***** INPUT DATA *****

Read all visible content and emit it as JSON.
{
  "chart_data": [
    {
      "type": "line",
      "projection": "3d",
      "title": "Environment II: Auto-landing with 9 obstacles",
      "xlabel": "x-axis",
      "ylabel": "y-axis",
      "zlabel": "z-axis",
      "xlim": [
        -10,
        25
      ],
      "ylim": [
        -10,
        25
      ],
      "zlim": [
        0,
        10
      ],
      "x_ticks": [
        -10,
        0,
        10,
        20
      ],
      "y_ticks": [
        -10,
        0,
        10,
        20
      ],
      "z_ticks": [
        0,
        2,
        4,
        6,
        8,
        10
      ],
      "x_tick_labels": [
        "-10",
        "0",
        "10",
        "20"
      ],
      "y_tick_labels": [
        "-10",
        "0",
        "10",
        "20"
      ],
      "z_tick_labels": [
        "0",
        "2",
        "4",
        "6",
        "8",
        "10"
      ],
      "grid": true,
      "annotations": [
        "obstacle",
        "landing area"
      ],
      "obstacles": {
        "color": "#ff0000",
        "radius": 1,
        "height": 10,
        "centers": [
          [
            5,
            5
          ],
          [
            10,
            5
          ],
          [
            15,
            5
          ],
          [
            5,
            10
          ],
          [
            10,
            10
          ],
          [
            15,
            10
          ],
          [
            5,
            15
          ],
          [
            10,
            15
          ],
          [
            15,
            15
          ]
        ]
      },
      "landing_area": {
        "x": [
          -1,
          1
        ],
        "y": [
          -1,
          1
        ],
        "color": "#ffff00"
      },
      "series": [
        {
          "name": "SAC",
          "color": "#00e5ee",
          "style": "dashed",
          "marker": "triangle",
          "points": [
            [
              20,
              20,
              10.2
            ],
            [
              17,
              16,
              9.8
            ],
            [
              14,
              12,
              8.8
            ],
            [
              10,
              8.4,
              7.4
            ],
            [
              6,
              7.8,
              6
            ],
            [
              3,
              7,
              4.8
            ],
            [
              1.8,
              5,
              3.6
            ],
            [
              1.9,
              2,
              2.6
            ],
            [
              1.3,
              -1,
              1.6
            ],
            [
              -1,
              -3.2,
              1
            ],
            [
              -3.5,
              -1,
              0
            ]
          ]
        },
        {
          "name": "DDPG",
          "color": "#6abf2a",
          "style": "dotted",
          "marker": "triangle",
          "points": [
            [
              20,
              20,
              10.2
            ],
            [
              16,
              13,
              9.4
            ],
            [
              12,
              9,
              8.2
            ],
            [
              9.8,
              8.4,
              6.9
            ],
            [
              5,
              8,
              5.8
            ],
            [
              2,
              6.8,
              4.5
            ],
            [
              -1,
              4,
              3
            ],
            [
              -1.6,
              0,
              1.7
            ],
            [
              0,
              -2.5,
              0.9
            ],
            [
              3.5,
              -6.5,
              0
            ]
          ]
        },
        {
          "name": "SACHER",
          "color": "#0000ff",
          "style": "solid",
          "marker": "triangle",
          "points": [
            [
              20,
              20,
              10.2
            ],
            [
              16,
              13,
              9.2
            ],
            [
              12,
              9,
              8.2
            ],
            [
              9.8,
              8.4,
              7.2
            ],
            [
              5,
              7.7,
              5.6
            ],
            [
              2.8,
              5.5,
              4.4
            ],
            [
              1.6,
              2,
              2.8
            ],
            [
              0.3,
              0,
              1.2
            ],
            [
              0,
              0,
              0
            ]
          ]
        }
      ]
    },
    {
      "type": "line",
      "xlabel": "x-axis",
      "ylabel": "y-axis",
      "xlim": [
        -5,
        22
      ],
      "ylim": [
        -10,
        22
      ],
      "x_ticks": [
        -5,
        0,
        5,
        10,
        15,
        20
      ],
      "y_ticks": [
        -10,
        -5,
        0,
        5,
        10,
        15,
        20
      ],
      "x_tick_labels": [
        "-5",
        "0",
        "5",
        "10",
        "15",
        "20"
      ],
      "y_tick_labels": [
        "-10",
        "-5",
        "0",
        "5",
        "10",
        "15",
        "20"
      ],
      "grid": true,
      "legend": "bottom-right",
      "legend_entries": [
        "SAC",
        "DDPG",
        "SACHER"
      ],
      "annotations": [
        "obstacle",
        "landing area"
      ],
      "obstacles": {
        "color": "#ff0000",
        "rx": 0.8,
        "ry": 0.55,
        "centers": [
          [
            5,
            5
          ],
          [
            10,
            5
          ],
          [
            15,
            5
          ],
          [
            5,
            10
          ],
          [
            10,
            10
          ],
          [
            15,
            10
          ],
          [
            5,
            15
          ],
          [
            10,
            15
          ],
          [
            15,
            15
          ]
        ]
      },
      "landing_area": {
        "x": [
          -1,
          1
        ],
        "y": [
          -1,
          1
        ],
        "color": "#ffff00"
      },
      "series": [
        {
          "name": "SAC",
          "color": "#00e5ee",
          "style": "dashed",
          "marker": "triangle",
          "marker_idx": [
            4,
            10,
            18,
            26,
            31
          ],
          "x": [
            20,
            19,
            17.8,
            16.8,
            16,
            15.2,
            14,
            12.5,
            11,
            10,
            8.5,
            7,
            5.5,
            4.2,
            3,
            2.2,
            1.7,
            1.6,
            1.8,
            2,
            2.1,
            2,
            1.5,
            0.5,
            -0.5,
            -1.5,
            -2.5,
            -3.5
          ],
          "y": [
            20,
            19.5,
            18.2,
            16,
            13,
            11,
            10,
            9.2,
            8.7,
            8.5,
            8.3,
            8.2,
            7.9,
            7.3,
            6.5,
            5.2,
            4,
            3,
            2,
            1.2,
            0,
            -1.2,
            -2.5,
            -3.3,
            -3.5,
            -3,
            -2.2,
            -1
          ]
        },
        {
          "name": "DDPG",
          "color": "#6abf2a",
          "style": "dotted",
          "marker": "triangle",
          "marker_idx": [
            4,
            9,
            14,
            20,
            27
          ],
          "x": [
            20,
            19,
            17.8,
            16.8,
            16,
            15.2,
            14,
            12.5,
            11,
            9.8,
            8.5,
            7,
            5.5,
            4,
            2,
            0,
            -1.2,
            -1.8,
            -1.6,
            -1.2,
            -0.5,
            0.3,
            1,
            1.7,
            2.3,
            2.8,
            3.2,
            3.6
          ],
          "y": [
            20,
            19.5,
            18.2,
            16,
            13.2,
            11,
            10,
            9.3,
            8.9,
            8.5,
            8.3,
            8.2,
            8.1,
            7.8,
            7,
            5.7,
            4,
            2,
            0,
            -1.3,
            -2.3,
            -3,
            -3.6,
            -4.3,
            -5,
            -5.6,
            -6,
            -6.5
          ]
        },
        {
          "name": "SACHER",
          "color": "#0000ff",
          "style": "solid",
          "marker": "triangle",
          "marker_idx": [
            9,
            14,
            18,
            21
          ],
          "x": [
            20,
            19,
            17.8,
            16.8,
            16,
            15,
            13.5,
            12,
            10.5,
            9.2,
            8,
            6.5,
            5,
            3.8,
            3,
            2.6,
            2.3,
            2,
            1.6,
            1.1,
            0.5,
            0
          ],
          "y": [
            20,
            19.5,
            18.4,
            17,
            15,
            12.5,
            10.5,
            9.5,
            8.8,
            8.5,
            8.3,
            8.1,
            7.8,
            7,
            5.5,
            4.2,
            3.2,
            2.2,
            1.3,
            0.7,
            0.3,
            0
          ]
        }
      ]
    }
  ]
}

*****

● **THE REQUEST**
Please repeat all the records above exactly as they appear.

● **SOLUTION FOR THIS EXERCISE**
Read all visible content and emit it as JSON.
{
  "chart_data": [
    {
      "type": "line",
      "projection": "3d",
      "title": "Environment II: Auto-landing with 9 obstacles",
      "xlabel": "x-axis",
      "ylabel": "y-axis",
      "zlabel": "z-axis",
      "xlim": [
        -10,
        25
      ],
      "ylim": [
        -10,
        25
      ],
      "zlim": [
        0,
        10
      ],
      "x_ticks": [
        -10,
        0,
        10,
        20
      ],
      "y_ticks": [
        -10,
        0,
        10,
        20
      ],
      "z_ticks": [
        0,
        2,
        4,
        6,
        8,
        10
      ],
      "x_tick_labels": [
        "-10",
        "0",
        "10",
        "20"
      ],
      "y_tick_labels": [
        "-10",
        "0",
        "10",
        "20"
      ],
      "z_tick_labels": [
        "0",
        "2",
        "4",
        "6",
        "8",
        "10"
      ],
      "grid": true,
      "annotations": [
        "obstacle",
        "landing area"
      ],
      "obstacles": {
        "color": "#ff0000",
        "radius": 1,
        "height": 10,
        "centers": [
          [
            5,
            5
          ],
          [
            10,
            5
          ],
          [
            15,
            5
          ],
          [
            5,
            10
          ],
          [
            10,
            10
          ],
          [
            15,
            10
          ],
          [
            5,
            15
          ],
          [
            10,
            15
          ],
          [
            15,
            15
          ]
        ]
      },
      "landing_area": {
        "x": [
          -1,
          1
        ],
        "y": [
          -1,
          1
        ],
        "color": "#ffff00"
      },
      "series": [
        {
          "name": "SAC",
          "color": "#00e5ee",
          "style": "dashed",
          "marker": "triangle",
          "points": [
            [
              20,
              20,
              10.2
            ],
            [
              17,
              16,
              9.8
            ],
            [
              14,
              12,
              8.8
            ],
            [
              10,
              8.4,
              7.4
            ],
            [
              6,
              7.8,
              6
            ],
            [
              3,
              7,
              4.8
            ],
            [
              1.8,
              5,
              3.6
            ],
            [
              1.9,
              2,
              2.6
            ],
            [
              1.3,
              -1,
              1.6
            ],
            [
              -1,
              -3.2,
              1
            ],
            [
              -3.5,
              -1,
              0
            ]
          ]
        },
        {
          "name": "DDPG",
          "color": "#6abf2a",
          "style": "dotted",
          "marker": "triangle",
          "points": [
            [
              20,
              20,
              10.2
            ],
            [
              16,
              13,
              9.4
            ],
            [
              12,
              9,
              8.2
            ],
            [
              9.8,
              8.4,
              6.9
            ],
            [
              5,
              8,
              5.8
            ],
            [
              2,
              6.8,
              4.5
            ],
            [
              -1,
              4,
              3
            ],
            [
              -1.6,
              0,
              1.7
            ],
            [
              0,
              -2.5,
              0.9
            ],
            [
              3.5,
              -6.5,
              0
            ]
          ]
        },
        {
          "name": "SACHER",
          "color": "#0000ff",
          "style": "solid",
          "marker": "triangle",
          "points": [
            [
              20,
              20,
              10.2
            ],
            [
              16,
              13,
              9.2
            ],
            [
              12,
              9,
              8.2
            ],
            [
              9.8,
              8.4,
              7.2
            ],
            [
              5,
              7.7,
              5.6
            ],
            [
              2.8,
              5.5,
              4.4
            ],
            [
              1.6,
              2,
              2.8
            ],
            [
              0.3,
              0,
              1.2
            ],
            [
              0,
              0,
              0
            ]
          ]
        }
      ]
    },
    {
      "type": "line",
      "xlabel": "x-axis",
      "ylabel": "y-axis",
      "xlim": [
        -5,
        22
      ],
      "ylim": [
        -10,
        22
      ],
      "x_ticks": [
        -5,
        0,
        5,
        10,
        15,
        20
      ],
      "y_ticks": [
        -10,
        -5,
        0,
        5,
        10,
        15,
        20
      ],
      "x_tick_labels": [
        "-5",
        "0",
        "5",
        "10",
        "15",
        "20"
      ],
      "y_tick_labels": [
        "-10",
        "-5",
        "0",
        "5",
        "10",
        "15",
        "20"
      ],
      "grid": true,
      "legend": "bottom-right",
      "legend_entries": [
        "SAC",
        "DDPG",
        "SACHER"
      ],
      "annotations": [
        "obstacle",
        "landing area"
      ],
      "obstacles": {
        "color": "#ff0000",
        "rx": 0.8,
        "ry": 0.55,
        "centers": [
          [
            5,
            5
          ],
          [
            10,
            5
          ],
          [
            15,
            5
          ],
          [
            5,
            10
          ],
          [
            10,
            10
          ],
          [
            15,
            10
          ],
          [
            5,
            15
          ],
          [
            10,
            15
          ],
          [
            15,
            15
          ]
        ]
      },
      "landing_area": {
        "x": [
          -1,
          1
        ],
        "y": [
          -1,
          1
        ],
        "color": "#ffff00"
      },
      "series": [
        {
          "name": "SAC",
          "color": "#00e5ee",
          "style": "dashed",
          "marker": "triangle",
          "marker_idx": [
            4,
            10,
            18,
            26,
            31
          ],
          "x": [
            20,
            19,
            17.8,
            16.8,
            16,
            15.2,
            14,
            12.5,
            11,
            10,
            8.5,
            7,
            5.5,
            4.2,
            3,
            2.2,
            1.7,
            1.6,
            1.8,
            2,
            2.1,
            2,
            1.5,
            0.5,
            -0.5,
            -1.5,
            -2.5,
            -3.5
          ],
          "y": [
            20,
            19.5,
            18.2,
            16,
            13,
            11,
            10,
            9.2,
            8.7,
            8.5,
            8.3,
            8.2,
            7.9,
            7.3,
            6.5,
            5.2,
            4,
            3,
            2,
            1.2,
            0,
            -1.2,
            -2.5,
            -3.3,
            -3.5,
            -3,
            -2.2,
            -1
          ]
        },
        {
          "name": "DDPG",
          "color": "#6abf2a",
          "style": "dotted",
          "marker": "triangle",
          "marker_idx": [
            4,
            9,
            14,
            20,
            27
          ],
          "x": [
            20,
            19,
            17.8,
            16.8,
            16,
            15.2,
            14,
            12.5,
            11,
            9.8,
            8.5,
            7,
            5.5,
            4,
            2,
            0,
            -1.2,
            -1.8,
            -1.6,
            -1.2,
            -0.5,
            0.3,
            1,
            1.7,
            2.3,
            2.8,
            3.2,
            3.6
          ],
          "y": [
            20,
            19.5,
            18.2,
            16,
            13.2,
            11,
            10,
            9.3,
            8.9,
            8.5,
            8.3,
            8.2,
            8.1,
            7.8,
            7,
            5.7,
            4,
            2,
            0,
            -1.3,
            -2.3,
            -3,
            -3.6,
            -4.3,
            -5,
            -5.6,
            -6,
            -6.5
          ]
        },
        {
          "name": "SACHER",
          "color": "#0000ff",
          "style": "solid",
          "marker": "triangle",
          "marker_idx": [
            9,
            14,
            18,
            21
          ],
          "x": [
            20,
            19,
            17.8,
            16.8,
            16,
            15,
            13.5,
            12,
            10.5,
            9.2,
            8,
            6.5,
            5,
            3.8,
            3,
            2.6,
            2.3,
            2,
            1.6,
            1.1,
            0.5,
            0
          ],
          "y": [
            20,
            19.5,
            18.4,
            17,
            15,
            12.5,
            10.5,
            9.5,
            8.8,
            8.5,
            8.3,
            8.1,
            7.8,
            7,
            5.5,
            4.2,
            3.2,
            2.2,
            1.3,
            0.7,
            0.3,
            0
          ]
        }
      ]
    }
  ]
}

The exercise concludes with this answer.